▶ _Information shown_
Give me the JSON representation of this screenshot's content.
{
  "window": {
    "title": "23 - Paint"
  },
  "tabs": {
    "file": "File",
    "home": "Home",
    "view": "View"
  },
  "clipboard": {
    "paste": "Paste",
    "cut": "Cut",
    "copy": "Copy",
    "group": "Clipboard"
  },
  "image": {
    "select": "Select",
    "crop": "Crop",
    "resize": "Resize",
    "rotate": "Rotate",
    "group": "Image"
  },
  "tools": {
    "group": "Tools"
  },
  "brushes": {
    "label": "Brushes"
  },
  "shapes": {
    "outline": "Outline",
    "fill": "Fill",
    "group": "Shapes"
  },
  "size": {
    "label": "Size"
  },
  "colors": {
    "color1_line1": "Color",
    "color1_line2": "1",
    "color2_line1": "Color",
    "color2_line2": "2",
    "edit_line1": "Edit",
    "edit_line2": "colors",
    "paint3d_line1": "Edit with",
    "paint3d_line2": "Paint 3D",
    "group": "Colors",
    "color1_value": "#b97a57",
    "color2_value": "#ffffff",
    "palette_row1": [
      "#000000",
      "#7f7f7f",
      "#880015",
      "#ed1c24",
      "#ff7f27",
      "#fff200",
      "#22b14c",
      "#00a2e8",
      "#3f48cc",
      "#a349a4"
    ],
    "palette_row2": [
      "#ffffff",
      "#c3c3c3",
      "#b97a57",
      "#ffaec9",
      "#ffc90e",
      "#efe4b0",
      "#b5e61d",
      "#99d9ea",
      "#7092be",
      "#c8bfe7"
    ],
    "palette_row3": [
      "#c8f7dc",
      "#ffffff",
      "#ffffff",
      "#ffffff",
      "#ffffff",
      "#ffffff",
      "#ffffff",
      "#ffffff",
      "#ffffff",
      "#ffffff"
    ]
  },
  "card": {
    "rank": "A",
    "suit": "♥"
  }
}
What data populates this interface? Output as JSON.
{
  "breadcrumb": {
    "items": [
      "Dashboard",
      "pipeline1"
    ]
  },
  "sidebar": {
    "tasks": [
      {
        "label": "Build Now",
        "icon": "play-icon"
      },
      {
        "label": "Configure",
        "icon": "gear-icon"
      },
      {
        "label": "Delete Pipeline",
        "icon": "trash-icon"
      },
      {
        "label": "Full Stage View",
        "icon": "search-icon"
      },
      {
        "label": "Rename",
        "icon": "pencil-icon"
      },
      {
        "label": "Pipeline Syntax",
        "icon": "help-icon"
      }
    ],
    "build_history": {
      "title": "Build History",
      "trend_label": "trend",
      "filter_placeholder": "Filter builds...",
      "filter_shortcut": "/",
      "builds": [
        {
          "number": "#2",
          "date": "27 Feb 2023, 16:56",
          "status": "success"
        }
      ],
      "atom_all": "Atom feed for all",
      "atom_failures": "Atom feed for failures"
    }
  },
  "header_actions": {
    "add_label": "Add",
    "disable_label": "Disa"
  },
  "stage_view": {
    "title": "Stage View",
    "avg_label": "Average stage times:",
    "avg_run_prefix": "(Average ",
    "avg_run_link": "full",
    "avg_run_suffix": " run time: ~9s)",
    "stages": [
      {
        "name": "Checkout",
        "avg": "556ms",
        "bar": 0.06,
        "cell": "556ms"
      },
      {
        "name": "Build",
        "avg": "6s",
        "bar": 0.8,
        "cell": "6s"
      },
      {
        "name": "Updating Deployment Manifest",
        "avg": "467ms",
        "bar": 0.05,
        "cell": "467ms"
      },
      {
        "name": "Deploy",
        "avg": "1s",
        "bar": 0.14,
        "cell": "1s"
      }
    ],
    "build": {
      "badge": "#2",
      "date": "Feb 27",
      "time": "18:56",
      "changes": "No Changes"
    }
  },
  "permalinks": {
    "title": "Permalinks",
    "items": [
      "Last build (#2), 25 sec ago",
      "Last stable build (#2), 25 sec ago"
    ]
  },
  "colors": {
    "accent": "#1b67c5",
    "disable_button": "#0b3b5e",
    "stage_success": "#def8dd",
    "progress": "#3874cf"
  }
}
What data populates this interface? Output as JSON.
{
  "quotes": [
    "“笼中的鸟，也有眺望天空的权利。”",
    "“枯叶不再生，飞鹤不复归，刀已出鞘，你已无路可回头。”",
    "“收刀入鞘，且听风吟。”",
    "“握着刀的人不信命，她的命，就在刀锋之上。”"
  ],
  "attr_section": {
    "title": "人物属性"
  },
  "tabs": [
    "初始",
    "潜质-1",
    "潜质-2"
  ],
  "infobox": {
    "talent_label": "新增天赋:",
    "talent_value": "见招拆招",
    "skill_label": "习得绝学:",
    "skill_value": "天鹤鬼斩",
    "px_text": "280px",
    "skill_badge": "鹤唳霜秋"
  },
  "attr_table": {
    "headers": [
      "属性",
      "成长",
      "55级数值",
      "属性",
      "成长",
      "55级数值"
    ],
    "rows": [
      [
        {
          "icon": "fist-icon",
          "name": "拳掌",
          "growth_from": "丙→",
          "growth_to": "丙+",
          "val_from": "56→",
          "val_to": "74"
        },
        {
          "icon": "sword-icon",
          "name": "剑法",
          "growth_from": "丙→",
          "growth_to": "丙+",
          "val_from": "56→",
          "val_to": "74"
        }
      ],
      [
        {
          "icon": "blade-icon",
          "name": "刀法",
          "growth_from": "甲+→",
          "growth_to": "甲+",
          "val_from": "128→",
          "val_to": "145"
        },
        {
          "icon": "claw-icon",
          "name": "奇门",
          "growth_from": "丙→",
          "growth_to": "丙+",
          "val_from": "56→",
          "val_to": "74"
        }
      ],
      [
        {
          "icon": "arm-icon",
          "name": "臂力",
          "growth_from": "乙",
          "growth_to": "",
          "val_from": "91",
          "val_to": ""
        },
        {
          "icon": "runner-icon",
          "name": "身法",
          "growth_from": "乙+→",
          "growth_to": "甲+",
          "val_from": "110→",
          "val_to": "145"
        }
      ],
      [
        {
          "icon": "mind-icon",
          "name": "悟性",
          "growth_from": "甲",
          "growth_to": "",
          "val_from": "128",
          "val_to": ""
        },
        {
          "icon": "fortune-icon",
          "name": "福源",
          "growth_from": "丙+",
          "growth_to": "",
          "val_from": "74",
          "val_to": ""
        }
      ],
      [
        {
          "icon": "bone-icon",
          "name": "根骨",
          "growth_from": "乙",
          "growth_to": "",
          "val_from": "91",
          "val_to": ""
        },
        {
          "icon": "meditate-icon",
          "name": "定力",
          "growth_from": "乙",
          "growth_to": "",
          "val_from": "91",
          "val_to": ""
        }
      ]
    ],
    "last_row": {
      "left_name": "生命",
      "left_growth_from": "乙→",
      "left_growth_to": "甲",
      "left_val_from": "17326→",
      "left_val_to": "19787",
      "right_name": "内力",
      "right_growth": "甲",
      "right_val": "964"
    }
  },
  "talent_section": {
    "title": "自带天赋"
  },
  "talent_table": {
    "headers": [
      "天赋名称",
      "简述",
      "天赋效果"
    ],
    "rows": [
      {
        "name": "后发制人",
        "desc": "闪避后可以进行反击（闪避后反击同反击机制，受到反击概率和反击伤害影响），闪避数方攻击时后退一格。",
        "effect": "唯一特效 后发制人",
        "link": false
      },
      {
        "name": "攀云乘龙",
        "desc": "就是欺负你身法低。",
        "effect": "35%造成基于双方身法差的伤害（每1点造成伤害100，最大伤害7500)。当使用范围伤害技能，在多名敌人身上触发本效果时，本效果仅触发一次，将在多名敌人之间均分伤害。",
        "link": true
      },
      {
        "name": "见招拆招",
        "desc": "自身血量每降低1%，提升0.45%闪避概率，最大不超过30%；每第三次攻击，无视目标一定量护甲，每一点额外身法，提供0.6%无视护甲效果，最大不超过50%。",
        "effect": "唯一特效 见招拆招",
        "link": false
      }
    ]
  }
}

▶ _Work to do_
Scan the lines above for "Average", then copy every one that has it.

▶ _Result below_
    "avg_label": "Average stage times:",
    "avg_run_prefix": "(Average ",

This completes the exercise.